Saved data entries
**********
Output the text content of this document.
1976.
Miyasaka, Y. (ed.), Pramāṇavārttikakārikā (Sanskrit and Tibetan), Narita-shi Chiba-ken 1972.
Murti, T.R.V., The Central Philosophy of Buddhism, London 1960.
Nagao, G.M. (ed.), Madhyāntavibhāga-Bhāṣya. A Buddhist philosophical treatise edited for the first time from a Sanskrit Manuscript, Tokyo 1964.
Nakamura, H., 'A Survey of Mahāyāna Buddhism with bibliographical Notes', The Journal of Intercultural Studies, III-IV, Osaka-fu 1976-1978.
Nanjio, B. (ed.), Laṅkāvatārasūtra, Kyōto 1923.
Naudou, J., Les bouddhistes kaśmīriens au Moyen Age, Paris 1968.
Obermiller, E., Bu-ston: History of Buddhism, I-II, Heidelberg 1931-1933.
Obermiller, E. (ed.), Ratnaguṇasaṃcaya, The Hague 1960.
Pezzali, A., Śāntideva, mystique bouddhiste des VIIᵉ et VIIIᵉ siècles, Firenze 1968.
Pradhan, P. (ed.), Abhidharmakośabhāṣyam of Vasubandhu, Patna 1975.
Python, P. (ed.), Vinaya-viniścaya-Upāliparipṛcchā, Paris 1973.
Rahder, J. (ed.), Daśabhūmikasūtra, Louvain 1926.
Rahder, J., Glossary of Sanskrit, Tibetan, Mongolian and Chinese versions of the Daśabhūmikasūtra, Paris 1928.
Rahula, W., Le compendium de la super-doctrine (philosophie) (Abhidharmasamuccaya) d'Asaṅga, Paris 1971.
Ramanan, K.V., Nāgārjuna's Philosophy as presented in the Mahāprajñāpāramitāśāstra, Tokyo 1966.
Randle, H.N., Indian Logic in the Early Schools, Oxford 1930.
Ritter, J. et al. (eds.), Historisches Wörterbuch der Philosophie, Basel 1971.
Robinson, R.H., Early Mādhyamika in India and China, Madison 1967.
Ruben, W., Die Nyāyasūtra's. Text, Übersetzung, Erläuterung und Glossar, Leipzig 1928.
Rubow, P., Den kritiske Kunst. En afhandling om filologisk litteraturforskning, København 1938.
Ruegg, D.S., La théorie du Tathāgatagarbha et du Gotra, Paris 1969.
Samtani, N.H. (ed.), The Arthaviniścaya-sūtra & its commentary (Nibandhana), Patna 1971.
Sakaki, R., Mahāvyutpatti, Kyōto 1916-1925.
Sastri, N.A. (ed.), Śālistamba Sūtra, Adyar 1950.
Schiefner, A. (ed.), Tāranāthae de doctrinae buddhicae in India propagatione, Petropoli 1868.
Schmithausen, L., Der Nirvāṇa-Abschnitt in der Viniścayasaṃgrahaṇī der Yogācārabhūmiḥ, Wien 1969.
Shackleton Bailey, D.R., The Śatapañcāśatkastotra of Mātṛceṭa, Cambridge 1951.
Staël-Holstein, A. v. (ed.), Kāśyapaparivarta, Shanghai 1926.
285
**********
Quote each line of the data above exactly as written.

**Full output:**
Output the text content of this document.
1976.
Miyasaka, Y. (ed.), Pramāṇavārttikakārikā (Sanskrit and Tibetan), Narita-shi Chiba-ken 1972.
Murti, T.R.V., The Central Philosophy of Buddhism, London 1960.
Nagao, G.M. (ed.), Madhyāntavibhāga-Bhāṣya. A Buddhist philosophical treatise edited for the first time from a Sanskrit Manuscript, Tokyo 1964.
Nakamura, H., 'A Survey of Mahāyāna Buddhism with bibliographical Notes', The Journal of Intercultural Studies, III-IV, Osaka-fu 1976-1978.
Nanjio, B. (ed.), Laṅkāvatārasūtra, Kyōto 1923.
Naudou, J., Les bouddhistes kaśmīriens au Moyen Age, Paris 1968.
Obermiller, E., Bu-ston: History of Buddhism, I-II, Heidelberg 1931-1933.
Obermiller, E. (ed.), Ratnaguṇasaṃcaya, The Hague 1960.
Pezzali, A., Śāntideva, mystique bouddhiste des VIIᵉ et VIIIᵉ siècles, Firenze 1968.
Pradhan, P. (ed.), Abhidharmakośabhāṣyam of Vasubandhu, Patna 1975.
Python, P. (ed.), Vinaya-viniścaya-Upāliparipṛcchā, Paris 1973.
Rahder, J. (ed.), Daśabhūmikasūtra, Louvain 1926.
Rahder, J., Glossary of Sanskrit, Tibetan, Mongolian and Chinese versions of the Daśabhūmikasūtra, Paris 1928.
Rahula, W., Le compendium de la super-doctrine (philosophie) (Abhidharmasamuccaya) d'Asaṅga, Paris 1971.
Ramanan, K.V., Nāgārjuna's Philosophy as presented in the Mahāprajñāpāramitāśāstra, Tokyo 1966.
Randle, H.N., Indian Logic in the Early Schools, Oxford 1930.
Ritter, J. et al. (eds.), Historisches Wörterbuch der Philosophie, Basel 1971.
Robinson, R.H., Early Mādhyamika in India and China, Madison 1967.
Ruben, W., Die Nyāyasūtra's. Text, Übersetzung, Erläuterung und Glossar, Leipzig 1928.
Rubow, P., Den kritiske Kunst. En afhandling om filologisk litteraturforskning, København 1938.
Ruegg, D.S., La théorie du Tathāgatagarbha et du Gotra, Paris 1969.
Samtani, N.H. (ed.), The Arthaviniścaya-sūtra & its commentary (Nibandhana), Patna 1971.
Sakaki, R., Mahāvyutpatti, Kyōto 1916-1925.
Sastri, N.A. (ed.), Śālistamba Sūtra, Adyar 1950.
Schiefner, A. (ed.), Tāranāthae de doctrinae buddhicae in India propagatione, Petropoli 1868.
Schmithausen, L., Der Nirvāṇa-Abschnitt in der Viniścayasaṃgrahaṇī der Yogācārabhūmiḥ, Wien 1969.
Shackleton Bailey, D.R., The Śatapañcāśatkastotra of Mātṛceṭa, Cambridge 1951.
Staël-Holstein, A. v. (ed.), Kāśyapaparivarta, Shanghai 1926.
285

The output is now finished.